=== THE EXERCISE ===
The answer is one number: how many lines hold the string "Solar".

=== RECORD LIST ===

* Begin *

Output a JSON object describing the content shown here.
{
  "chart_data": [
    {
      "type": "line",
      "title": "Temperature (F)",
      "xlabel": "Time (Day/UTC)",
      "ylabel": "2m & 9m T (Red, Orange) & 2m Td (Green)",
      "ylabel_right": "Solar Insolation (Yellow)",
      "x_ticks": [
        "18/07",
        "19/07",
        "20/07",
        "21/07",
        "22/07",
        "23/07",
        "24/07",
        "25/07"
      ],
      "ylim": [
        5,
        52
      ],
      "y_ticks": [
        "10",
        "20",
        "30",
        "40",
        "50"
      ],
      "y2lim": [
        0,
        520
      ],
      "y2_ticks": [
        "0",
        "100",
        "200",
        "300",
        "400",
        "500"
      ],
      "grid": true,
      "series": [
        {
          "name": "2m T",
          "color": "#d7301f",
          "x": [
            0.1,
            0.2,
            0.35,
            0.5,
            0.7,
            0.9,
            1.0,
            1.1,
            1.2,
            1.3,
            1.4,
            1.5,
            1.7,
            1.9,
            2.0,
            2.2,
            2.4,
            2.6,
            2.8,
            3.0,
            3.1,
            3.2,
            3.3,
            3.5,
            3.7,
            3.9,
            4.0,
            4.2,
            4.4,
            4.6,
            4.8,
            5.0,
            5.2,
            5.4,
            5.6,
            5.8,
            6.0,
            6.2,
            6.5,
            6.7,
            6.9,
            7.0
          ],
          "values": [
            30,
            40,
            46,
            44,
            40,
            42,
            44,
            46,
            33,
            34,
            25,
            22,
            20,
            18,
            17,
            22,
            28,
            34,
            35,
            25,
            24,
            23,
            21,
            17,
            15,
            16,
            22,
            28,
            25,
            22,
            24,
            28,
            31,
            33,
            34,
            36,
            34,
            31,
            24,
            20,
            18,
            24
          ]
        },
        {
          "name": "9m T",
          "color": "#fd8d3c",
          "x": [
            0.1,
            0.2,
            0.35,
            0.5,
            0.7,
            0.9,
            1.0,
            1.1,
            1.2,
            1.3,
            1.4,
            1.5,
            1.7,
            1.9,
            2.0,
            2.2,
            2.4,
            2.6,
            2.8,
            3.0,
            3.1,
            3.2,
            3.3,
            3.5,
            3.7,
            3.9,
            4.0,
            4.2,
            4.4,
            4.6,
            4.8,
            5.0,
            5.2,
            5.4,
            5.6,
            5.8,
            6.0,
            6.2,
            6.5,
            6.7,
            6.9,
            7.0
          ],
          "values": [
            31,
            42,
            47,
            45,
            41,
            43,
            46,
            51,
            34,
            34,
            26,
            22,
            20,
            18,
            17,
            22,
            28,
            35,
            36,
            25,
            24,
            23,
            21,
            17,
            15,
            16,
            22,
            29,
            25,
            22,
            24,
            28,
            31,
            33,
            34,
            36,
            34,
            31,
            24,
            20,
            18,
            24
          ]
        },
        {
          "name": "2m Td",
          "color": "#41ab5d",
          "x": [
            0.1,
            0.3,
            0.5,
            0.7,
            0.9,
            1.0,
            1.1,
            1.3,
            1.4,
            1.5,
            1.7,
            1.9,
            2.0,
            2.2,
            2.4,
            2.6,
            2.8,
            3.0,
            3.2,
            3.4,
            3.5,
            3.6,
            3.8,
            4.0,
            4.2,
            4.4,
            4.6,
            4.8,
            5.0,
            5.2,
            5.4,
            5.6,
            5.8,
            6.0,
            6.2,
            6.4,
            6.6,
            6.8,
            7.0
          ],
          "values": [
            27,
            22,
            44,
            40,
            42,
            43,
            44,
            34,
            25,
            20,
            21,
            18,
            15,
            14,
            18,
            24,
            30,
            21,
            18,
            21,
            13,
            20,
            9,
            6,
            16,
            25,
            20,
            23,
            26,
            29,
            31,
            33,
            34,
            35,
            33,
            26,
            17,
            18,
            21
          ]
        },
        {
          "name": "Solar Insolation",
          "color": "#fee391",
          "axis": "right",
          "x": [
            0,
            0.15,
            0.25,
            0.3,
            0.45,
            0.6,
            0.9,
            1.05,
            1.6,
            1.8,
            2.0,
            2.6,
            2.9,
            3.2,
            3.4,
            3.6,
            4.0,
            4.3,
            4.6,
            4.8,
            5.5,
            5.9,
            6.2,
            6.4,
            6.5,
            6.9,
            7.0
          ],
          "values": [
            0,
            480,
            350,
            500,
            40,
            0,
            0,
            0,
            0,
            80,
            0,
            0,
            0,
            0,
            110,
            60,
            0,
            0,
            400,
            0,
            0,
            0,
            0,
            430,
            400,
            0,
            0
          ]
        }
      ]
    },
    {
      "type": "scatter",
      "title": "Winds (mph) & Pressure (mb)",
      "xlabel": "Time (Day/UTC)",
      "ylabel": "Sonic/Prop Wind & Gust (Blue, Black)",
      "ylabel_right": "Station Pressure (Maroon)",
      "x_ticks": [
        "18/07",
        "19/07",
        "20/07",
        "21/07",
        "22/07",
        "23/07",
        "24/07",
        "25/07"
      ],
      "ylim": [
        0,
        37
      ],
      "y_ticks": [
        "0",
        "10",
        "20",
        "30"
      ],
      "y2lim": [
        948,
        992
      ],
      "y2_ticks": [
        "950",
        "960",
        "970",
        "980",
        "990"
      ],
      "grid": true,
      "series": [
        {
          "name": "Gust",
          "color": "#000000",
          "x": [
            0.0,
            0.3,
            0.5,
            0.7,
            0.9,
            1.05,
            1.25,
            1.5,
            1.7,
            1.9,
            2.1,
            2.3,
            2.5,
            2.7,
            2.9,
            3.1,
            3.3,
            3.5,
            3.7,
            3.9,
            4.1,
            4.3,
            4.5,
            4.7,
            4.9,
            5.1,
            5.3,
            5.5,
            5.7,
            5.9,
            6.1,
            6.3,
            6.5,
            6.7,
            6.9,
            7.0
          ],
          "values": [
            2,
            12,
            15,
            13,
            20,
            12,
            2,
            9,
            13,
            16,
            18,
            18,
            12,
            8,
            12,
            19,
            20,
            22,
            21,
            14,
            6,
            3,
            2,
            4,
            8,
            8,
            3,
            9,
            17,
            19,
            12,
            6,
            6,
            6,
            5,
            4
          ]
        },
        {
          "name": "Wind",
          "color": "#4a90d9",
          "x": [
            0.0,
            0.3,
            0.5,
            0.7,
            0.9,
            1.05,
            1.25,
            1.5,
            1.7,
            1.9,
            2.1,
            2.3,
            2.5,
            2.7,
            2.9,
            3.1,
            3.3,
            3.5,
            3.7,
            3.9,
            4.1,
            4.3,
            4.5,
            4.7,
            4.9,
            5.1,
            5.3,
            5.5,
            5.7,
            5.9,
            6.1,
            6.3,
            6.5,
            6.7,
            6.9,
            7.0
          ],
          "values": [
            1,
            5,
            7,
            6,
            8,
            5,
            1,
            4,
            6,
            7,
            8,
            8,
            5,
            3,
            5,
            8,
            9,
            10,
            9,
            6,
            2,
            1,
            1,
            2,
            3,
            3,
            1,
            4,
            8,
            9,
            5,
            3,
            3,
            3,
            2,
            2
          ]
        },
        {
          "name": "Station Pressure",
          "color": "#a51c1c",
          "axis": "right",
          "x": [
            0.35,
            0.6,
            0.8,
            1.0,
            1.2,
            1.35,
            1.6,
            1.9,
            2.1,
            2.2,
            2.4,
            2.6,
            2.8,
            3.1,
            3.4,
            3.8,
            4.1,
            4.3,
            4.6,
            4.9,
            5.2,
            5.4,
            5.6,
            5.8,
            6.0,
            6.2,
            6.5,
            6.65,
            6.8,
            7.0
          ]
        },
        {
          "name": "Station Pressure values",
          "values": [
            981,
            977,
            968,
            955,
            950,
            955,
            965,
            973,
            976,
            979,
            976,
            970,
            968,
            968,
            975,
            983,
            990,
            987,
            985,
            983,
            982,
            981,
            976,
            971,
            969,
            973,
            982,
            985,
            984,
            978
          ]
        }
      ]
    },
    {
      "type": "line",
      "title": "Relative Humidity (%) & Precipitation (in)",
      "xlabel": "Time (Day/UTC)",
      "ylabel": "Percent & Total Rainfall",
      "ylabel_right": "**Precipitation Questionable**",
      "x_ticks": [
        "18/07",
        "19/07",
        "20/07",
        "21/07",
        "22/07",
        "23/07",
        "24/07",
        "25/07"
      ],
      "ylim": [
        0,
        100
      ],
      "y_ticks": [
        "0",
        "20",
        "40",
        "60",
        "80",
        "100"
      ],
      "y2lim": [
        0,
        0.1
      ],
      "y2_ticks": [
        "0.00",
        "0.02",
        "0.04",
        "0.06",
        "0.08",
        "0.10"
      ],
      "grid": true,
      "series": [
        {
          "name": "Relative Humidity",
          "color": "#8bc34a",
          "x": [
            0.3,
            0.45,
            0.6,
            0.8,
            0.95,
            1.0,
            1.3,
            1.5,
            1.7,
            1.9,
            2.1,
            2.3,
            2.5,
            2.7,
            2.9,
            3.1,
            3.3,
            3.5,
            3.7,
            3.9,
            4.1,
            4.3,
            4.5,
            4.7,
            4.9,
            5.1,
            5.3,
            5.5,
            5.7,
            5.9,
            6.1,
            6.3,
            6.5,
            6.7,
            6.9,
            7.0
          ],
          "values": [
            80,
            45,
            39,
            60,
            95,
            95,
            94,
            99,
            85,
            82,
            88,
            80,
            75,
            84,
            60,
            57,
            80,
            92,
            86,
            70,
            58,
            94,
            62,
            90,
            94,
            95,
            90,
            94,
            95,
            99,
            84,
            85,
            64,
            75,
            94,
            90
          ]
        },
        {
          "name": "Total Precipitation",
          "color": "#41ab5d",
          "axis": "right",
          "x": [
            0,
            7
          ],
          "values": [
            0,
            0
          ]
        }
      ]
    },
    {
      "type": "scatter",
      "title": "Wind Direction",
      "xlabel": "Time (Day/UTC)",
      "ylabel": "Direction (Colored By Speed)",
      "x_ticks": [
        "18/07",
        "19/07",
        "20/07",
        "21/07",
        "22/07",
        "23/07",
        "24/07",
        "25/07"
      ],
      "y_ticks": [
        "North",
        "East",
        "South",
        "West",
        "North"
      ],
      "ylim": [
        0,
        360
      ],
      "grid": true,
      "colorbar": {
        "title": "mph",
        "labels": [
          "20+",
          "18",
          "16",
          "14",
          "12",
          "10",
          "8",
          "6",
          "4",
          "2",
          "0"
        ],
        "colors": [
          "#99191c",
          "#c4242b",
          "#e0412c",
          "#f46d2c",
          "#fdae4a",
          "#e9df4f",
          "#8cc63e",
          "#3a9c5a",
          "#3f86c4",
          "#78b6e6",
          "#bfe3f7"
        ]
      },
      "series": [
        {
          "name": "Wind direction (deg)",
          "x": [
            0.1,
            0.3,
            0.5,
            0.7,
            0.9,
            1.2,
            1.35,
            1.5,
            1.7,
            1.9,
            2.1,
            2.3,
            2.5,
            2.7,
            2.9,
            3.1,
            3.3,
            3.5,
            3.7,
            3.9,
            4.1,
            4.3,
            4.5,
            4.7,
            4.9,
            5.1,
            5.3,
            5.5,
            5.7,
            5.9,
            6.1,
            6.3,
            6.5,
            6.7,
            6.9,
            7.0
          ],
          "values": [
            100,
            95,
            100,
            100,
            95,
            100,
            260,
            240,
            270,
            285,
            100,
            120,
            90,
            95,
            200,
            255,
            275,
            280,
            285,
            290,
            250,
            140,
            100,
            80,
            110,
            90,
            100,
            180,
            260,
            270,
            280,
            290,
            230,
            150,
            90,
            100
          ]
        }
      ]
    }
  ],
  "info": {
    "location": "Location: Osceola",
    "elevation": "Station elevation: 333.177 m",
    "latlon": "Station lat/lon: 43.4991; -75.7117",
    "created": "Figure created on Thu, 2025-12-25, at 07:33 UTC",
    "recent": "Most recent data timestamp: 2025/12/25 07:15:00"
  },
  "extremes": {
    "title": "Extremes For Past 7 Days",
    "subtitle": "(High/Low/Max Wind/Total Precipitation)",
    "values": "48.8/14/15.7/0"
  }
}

* End *

=== CORRECT ANSWER ===
2